RAW DATA:
·····
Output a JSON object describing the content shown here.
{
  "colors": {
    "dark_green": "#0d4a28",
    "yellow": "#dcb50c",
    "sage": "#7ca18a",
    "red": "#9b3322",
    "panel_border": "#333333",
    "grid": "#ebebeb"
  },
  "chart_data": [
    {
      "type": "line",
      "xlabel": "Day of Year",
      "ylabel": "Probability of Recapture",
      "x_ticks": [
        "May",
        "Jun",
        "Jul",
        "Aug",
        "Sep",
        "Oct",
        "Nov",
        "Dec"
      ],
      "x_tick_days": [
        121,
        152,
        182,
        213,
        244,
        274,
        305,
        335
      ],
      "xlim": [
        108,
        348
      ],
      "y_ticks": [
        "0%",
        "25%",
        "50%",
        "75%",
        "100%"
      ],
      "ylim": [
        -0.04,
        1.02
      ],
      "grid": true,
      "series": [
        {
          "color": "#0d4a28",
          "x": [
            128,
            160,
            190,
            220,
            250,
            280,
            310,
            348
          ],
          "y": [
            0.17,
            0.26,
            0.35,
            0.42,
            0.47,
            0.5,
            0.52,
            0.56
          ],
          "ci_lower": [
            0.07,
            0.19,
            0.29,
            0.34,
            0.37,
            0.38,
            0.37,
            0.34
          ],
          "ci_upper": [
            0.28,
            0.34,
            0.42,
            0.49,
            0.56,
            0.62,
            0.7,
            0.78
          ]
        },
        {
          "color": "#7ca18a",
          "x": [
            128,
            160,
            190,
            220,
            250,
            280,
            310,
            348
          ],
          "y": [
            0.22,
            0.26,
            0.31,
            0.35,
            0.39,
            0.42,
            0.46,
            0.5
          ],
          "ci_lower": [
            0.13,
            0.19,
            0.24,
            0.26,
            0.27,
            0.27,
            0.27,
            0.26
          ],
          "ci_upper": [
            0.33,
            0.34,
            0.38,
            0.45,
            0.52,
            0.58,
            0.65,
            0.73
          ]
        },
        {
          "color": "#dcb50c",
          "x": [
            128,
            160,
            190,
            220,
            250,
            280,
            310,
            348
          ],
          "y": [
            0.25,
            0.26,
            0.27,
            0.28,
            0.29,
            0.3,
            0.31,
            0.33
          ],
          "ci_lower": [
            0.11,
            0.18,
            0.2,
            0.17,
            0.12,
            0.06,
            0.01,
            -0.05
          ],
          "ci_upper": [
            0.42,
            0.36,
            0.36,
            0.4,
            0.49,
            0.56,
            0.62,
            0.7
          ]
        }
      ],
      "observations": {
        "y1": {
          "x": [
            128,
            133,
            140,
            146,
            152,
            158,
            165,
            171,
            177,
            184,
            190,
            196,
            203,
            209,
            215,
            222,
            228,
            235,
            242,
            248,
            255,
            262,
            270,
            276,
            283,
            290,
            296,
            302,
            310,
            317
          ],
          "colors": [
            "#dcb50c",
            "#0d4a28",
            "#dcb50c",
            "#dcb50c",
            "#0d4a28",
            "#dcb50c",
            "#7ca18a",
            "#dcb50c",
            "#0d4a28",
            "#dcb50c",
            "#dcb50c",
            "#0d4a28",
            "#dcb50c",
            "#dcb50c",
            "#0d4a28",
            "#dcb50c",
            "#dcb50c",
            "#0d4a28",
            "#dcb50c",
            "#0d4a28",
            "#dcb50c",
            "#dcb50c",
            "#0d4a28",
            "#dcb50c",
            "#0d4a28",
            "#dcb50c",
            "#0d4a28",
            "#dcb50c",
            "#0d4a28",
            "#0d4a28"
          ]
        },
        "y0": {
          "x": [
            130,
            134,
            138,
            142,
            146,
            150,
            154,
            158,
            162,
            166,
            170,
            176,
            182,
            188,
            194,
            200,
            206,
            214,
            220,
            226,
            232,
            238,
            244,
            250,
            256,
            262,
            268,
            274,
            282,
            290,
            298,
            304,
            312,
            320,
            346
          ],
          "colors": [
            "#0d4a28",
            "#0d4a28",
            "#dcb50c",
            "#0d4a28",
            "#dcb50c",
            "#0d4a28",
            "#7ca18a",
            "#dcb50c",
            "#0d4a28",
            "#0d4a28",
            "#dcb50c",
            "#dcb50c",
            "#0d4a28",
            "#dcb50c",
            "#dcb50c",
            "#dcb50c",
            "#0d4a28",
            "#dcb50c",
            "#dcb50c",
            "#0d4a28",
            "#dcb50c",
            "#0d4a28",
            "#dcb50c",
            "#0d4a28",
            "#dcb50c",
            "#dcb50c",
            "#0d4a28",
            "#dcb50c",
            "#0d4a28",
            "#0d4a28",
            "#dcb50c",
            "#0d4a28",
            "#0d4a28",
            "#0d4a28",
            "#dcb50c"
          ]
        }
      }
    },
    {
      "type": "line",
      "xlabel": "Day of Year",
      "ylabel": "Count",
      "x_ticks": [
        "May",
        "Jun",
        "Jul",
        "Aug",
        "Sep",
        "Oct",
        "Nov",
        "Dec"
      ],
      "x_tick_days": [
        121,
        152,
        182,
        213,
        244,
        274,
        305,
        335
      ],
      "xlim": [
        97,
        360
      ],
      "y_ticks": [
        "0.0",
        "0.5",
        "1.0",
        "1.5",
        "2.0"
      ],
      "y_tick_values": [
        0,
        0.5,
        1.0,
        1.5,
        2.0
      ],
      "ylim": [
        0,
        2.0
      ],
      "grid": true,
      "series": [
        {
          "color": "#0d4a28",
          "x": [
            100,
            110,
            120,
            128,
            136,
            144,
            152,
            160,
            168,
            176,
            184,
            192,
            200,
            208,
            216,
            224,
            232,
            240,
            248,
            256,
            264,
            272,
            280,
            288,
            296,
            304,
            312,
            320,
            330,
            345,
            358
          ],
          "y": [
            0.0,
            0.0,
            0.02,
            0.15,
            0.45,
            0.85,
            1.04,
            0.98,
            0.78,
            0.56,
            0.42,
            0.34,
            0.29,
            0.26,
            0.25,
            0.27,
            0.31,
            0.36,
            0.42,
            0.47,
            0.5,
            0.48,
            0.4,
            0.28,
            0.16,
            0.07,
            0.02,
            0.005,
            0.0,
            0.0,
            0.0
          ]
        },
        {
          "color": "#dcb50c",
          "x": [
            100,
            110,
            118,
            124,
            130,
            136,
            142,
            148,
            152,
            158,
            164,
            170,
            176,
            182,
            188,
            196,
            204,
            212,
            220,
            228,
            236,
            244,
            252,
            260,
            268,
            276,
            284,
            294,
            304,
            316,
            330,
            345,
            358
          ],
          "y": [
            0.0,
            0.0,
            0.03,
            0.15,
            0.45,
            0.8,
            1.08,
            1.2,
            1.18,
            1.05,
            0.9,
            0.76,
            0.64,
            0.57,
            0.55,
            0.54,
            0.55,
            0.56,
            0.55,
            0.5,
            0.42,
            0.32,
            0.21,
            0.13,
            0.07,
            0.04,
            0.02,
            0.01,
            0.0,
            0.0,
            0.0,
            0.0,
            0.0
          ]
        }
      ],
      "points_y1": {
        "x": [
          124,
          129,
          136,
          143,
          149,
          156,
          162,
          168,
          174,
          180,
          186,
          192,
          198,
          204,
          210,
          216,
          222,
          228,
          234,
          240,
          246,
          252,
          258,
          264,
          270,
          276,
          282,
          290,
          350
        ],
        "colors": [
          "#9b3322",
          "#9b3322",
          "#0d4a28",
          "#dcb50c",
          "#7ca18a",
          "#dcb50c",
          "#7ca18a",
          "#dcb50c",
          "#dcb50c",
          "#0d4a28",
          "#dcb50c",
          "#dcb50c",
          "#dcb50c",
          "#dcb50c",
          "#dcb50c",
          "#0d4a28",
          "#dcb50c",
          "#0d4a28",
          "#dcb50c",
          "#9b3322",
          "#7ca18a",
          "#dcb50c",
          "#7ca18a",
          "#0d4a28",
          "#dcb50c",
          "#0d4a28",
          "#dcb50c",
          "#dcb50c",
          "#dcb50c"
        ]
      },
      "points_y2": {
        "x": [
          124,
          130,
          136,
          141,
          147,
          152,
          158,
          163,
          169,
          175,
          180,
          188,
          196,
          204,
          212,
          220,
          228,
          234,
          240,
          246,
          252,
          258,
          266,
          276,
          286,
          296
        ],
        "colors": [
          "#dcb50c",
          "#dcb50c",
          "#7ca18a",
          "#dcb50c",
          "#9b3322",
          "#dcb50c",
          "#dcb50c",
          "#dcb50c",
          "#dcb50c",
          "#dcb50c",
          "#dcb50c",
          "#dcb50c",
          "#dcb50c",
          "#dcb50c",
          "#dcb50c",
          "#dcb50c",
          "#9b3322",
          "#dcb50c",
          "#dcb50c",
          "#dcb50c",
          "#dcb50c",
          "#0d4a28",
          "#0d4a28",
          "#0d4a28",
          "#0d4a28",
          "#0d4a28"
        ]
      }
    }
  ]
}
·····
DESCRIPTION OF THE TASK: Copy each line of the listing that holds the word "ylabel".

THE REPLY:
      "ylabel": "Probability of Recapture",
      "ylabel": "Count",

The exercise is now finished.